--- Start Supplied entries ---

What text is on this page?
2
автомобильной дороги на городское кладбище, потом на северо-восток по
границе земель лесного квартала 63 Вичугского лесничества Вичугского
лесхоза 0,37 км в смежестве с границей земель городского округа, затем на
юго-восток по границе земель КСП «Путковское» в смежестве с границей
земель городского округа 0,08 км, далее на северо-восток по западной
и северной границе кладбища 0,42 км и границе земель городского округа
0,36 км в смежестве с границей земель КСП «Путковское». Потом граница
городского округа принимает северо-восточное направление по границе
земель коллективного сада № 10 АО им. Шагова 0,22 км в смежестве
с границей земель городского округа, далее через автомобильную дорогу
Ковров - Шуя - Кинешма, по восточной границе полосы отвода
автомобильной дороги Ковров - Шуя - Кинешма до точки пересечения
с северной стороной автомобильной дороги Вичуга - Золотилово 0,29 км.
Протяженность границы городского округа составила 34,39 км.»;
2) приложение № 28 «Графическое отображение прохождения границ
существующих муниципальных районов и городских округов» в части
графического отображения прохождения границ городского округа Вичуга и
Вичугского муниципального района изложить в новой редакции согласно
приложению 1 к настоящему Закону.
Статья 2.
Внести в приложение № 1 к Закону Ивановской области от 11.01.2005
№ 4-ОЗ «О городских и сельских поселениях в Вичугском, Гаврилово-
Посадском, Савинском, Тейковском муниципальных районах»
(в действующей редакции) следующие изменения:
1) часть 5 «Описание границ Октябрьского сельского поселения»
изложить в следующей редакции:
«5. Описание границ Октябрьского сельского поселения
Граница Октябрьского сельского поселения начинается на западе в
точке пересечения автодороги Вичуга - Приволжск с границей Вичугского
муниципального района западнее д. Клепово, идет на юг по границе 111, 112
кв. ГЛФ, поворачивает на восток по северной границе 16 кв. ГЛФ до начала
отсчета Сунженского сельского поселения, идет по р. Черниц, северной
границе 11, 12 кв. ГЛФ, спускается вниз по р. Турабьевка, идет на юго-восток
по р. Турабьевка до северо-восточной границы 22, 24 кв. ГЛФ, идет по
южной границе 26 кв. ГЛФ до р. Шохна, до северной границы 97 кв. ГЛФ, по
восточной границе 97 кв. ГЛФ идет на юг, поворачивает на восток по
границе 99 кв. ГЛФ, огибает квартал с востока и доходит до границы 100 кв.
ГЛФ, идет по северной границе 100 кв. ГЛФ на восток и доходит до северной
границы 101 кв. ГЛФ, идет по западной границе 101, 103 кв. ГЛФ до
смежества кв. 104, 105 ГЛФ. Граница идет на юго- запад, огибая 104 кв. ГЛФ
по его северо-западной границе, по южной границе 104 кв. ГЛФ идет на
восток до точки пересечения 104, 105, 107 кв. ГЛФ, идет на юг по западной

--- End Supplied entries ---

§ What you should do
Repeat the data exactly. Leave nothing out.

§ Output of the exercise
What text is on this page?
2
автомобильной дороги на городское кладбище, потом на северо-восток по
границе земель лесного квартала 63 Вичугского лесничества Вичугского
лесхоза 0,37 км в смежестве с границей земель городского округа, затем на
юго-восток по границе земель КСП «Путковское» в смежестве с границей
земель городского округа 0,08 км, далее на северо-восток по западной
и северной границе кладбища 0,42 км и границе земель городского округа
0,36 км в смежестве с границей земель КСП «Путковское». Потом граница
городского округа принимает северо-восточное направление по границе
земель коллективного сада № 10 АО им. Шагова 0,22 км в смежестве
с границей земель городского округа, далее через автомобильную дорогу
Ковров - Шуя - Кинешма, по восточной границе полосы отвода
автомобильной дороги Ковров - Шуя - Кинешма до точки пересечения
с северной стороной автомобильной дороги Вичуга - Золотилово 0,29 км.
Протяженность границы городского округа составила 34,39 км.»;
2) приложение № 28 «Графическое отображение прохождения границ
существующих муниципальных районов и городских округов» в части
графического отображения прохождения границ городского округа Вичуга и
Вичугского муниципального района изложить в новой редакции согласно
приложению 1 к настоящему Закону.
Статья 2.
Внести в приложение № 1 к Закону Ивановской области от 11.01.2005
№ 4-ОЗ «О городских и сельских поселениях в Вичугском, Гаврилово-
Посадском, Савинском, Тейковском муниципальных районах»
(в действующей редакции) следующие изменения:
1) часть 5 «Описание границ Октябрьского сельского поселения»
изложить в следующей редакции:
«5. Описание границ Октябрьского сельского поселения
Граница Октябрьского сельского поселения начинается на западе в
точке пересечения автодороги Вичуга - Приволжск с границей Вичугского
муниципального района западнее д. Клепово, идет на юг по границе 111, 112
кв. ГЛФ, поворачивает на восток по северной границе 16 кв. ГЛФ до начала
отсчета Сунженского сельского поселения, идет по р. Черниц, северной
границе 11, 12 кв. ГЛФ, спускается вниз по р. Турабьевка, идет на юго-восток
по р. Турабьевка до северо-восточной границы 22, 24 кв. ГЛФ, идет по
южной границе 26 кв. ГЛФ до р. Шохна, до северной границы 97 кв. ГЛФ, по
восточной границе 97 кв. ГЛФ идет на юг, поворачивает на восток по
границе 99 кв. ГЛФ, огибает квартал с востока и доходит до границы 100 кв.
ГЛФ, идет по северной границе 100 кв. ГЛФ на восток и доходит до северной
границы 101 кв. ГЛФ, идет по западной границе 101, 103 кв. ГЛФ до
смежества кв. 104, 105 ГЛФ. Граница идет на юго- запад, огибая 104 кв. ГЛФ
по его северо-западной границе, по южной границе 104 кв. ГЛФ идет на
восток до точки пересечения 104, 105, 107 кв. ГЛФ, идет на юг по западной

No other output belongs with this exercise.